EXERCISE DESCRIPTION
Transcribe each line of the records below exactly, excluding any embedded images.

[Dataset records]
=======

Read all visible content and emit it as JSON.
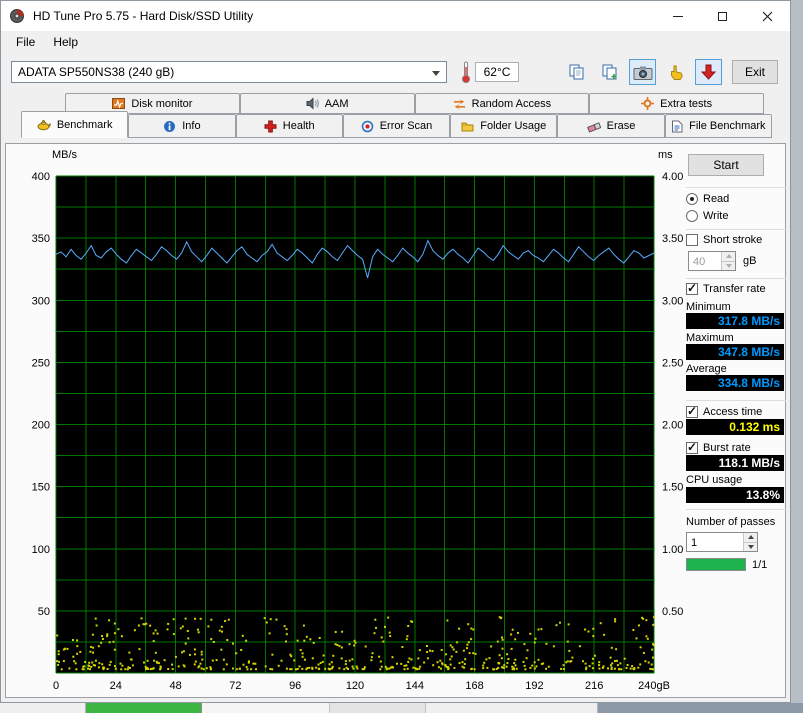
{
  "window": {
    "title": "HD Tune Pro 5.75 - Hard Disk/SSD Utility"
  },
  "menu": {
    "items": [
      "File",
      "Help"
    ]
  },
  "toolbar": {
    "drive": "ADATA SP550NS38 (240 gB)",
    "temperature": "62°C",
    "exit": "Exit"
  },
  "tabs": {
    "row1": [
      "Disk monitor",
      "AAM",
      "Random Access",
      "Extra tests"
    ],
    "row2": [
      "Benchmark",
      "Info",
      "Health",
      "Error Scan",
      "Folder Usage",
      "Erase",
      "File Benchmark"
    ],
    "active": "Benchmark"
  },
  "panel": {
    "start": "Start",
    "read": "Read",
    "write": "Write",
    "short_stroke": "Short stroke",
    "short_stroke_size": "40",
    "short_stroke_unit": "gB",
    "transfer_rate": "Transfer rate",
    "minimum_label": "Minimum",
    "minimum_value": "317.8 MB/s",
    "maximum_label": "Maximum",
    "maximum_value": "347.8 MB/s",
    "average_label": "Average",
    "average_value": "334.8 MB/s",
    "access_time": "Access time",
    "access_time_value": "0.132 ms",
    "burst_rate": "Burst rate",
    "burst_rate_value": "118.1 MB/s",
    "cpu_usage": "CPU usage",
    "cpu_usage_value": "13.8%",
    "passes_label": "Number of passes",
    "passes_value": "1",
    "progress_label": "1/1"
  },
  "colors": {
    "value_blue": "#0099ff",
    "value_yellow": "#ffff00",
    "value_white": "#ffffff",
    "progress_green": "#1db24c"
  },
  "chart_data": {
    "type": "line",
    "x": {
      "label": "gB",
      "min": 0,
      "max": 240,
      "grid_step": 12,
      "tick_values": [
        0,
        24,
        48,
        72,
        96,
        120,
        144,
        168,
        192,
        216,
        240
      ],
      "tick_labels": [
        "0",
        "24",
        "48",
        "72",
        "96",
        "120",
        "144",
        "168",
        "192",
        "216",
        "240gB"
      ]
    },
    "y_left": {
      "label": "MB/s",
      "min": 0,
      "max": 400,
      "grid_step": 25,
      "ticks": [
        400,
        350,
        300,
        250,
        200,
        150,
        100,
        50
      ]
    },
    "y_right": {
      "label": "ms",
      "min": 0,
      "max": 4,
      "ticks": [
        "4.00",
        "3.50",
        "3.00",
        "2.50",
        "2.00",
        "1.50",
        "1.00",
        "0.50"
      ]
    },
    "plot_bg": "#000000",
    "grid_color": "#007700",
    "legend": "off",
    "series": [
      {
        "name": "transfer-rate",
        "type": "line",
        "unit": "MB/s",
        "color": "#58acff",
        "min": 317.8,
        "max": 347.8,
        "avg": 334.8,
        "values": [
          337,
          339,
          335,
          341,
          336,
          333,
          338,
          344,
          336,
          334,
          339,
          342,
          337,
          333,
          330,
          336,
          341,
          338,
          335,
          332,
          337,
          343,
          340,
          336,
          333,
          338,
          347,
          339,
          335,
          331,
          336,
          342,
          338,
          334,
          330,
          335,
          340,
          343,
          337,
          334,
          331,
          336,
          339,
          345,
          338,
          335,
          332,
          336,
          341,
          338,
          334,
          330,
          337,
          342,
          339,
          335,
          332,
          338,
          344,
          340,
          336,
          333,
          318,
          335,
          341,
          337,
          334,
          331,
          336,
          342,
          338,
          335,
          331,
          337,
          348,
          340,
          336,
          333,
          338,
          341,
          337,
          334,
          330,
          336,
          342,
          339,
          335,
          332,
          337,
          344,
          339,
          336,
          333,
          338,
          340,
          336,
          334,
          331,
          336,
          341,
          338,
          334,
          331,
          337,
          343,
          339,
          335,
          332,
          336,
          339,
          342,
          337,
          333,
          330,
          335,
          340,
          338,
          334,
          336,
          338
        ]
      },
      {
        "name": "access-time",
        "type": "scatter",
        "unit": "ms",
        "color": "#d4d400",
        "typical": 0.132,
        "scatter": {
          "count": 520,
          "seed": 1234,
          "min": 0.03,
          "max": 0.45,
          "bias": 2.4
        }
      }
    ]
  }
}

=======

WORKED SOLUTION
Read all visible content and emit it as JSON.
{
  "window": {
    "title": "HD Tune Pro 5.75 - Hard Disk/SSD Utility"
  },
  "menu": {
    "items": [
      "File",
      "Help"
    ]
  },
  "toolbar": {
    "drive": "ADATA SP550NS38 (240 gB)",
    "temperature": "62°C",
    "exit": "Exit"
  },
  "tabs": {
    "row1": [
      "Disk monitor",
      "AAM",
      "Random Access",
      "Extra tests"
    ],
    "row2": [
      "Benchmark",
      "Info",
      "Health",
      "Error Scan",
      "Folder Usage",
      "Erase",
      "File Benchmark"
    ],
    "active": "Benchmark"
  },
  "panel": {
    "start": "Start",
    "read": "Read",
    "write": "Write",
    "short_stroke": "Short stroke",
    "short_stroke_size": "40",
    "short_stroke_unit": "gB",
    "transfer_rate": "Transfer rate",
    "minimum_label": "Minimum",
    "minimum_value": "317.8 MB/s",
    "maximum_label": "Maximum",
    "maximum_value": "347.8 MB/s",
    "average_label": "Average",
    "average_value": "334.8 MB/s",
    "access_time": "Access time",
    "access_time_value": "0.132 ms",
    "burst_rate": "Burst rate",
    "burst_rate_value": "118.1 MB/s",
    "cpu_usage": "CPU usage",
    "cpu_usage_value": "13.8%",
    "passes_label": "Number of passes",
    "passes_value": "1",
    "progress_label": "1/1"
  },
  "colors": {
    "value_blue": "#0099ff",
    "value_yellow": "#ffff00",
    "value_white": "#ffffff",
    "progress_green": "#1db24c"
  },
  "chart_data": {
    "type": "line",
    "x": {
      "label": "gB",
      "min": 0,
      "max": 240,
      "grid_step": 12,
      "tick_values": [
        0,
        24,
        48,
        72,
        96,
        120,
        144,
        168,
        192,
        216,
        240
      ],
      "tick_labels": [
        "0",
        "24",
        "48",
        "72",
        "96",
        "120",
        "144",
        "168",
        "192",
        "216",
        "240gB"
      ]
    },
    "y_left": {
      "label": "MB/s",
      "min": 0,
      "max": 400,
      "grid_step": 25,
      "ticks": [
        400,
        350,
        300,
        250,
        200,
        150,
        100,
        50
      ]
    },
    "y_right": {
      "label": "ms",
      "min": 0,
      "max": 4,
      "ticks": [
        "4.00",
        "3.50",
        "3.00",
        "2.50",
        "2.00",
        "1.50",
        "1.00",
        "0.50"
      ]
    },
    "plot_bg": "#000000",
    "grid_color": "#007700",
    "legend": "off",
    "series": [
      {
        "name": "transfer-rate",
        "type": "line",
        "unit": "MB/s",
        "color": "#58acff",
        "min": 317.8,
        "max": 347.8,
        "avg": 334.8,
        "values": [
          337,
          339,
          335,
          341,
          336,
          333,
          338,
          344,
          336,
          334,
          339,
          342,
          337,
          333,
          330,
          336,
          341,
          338,
          335,
          332,
          337,
          343,
          340,
          336,
          333,
          338,
          347,
          339,
          335,
          331,
          336,
          342,
          338,
          334,
          330,
          335,
          340,
          343,
          337,
          334,
          331,
          336,
          339,
          345,
          338,
          335,
          332,
          336,
          341,
          338,
          334,
          330,
          337,
          342,
          339,
          335,
          332,
          338,
          344,
          340,
          336,
          333,
          318,
          335,
          341,
          337,
          334,
          331,
          336,
          342,
          338,
          335,
          331,
          337,
          348,
          340,
          336,
          333,
          338,
          341,
          337,
          334,
          330,
          336,
          342,
          339,
          335,
          332,
          337,
          344,
          339,
          336,
          333,
          338,
          340,
          336,
          334,
          331,
          336,
          341,
          338,
          334,
          331,
          337,
          343,
          339,
          335,
          332,
          336,
          339,
          342,
          337,
          333,
          330,
          335,
          340,
          338,
          334,
          336,
          338
        ]
      },
      {
        "name": "access-time",
        "type": "scatter",
        "unit": "ms",
        "color": "#d4d400",
        "typical": 0.132,
        "scatter": {
          "count": 520,
          "seed": 1234,
          "min": 0.03,
          "max": 0.45,
          "bias": 2.4
        }
      }
    ]
  }
}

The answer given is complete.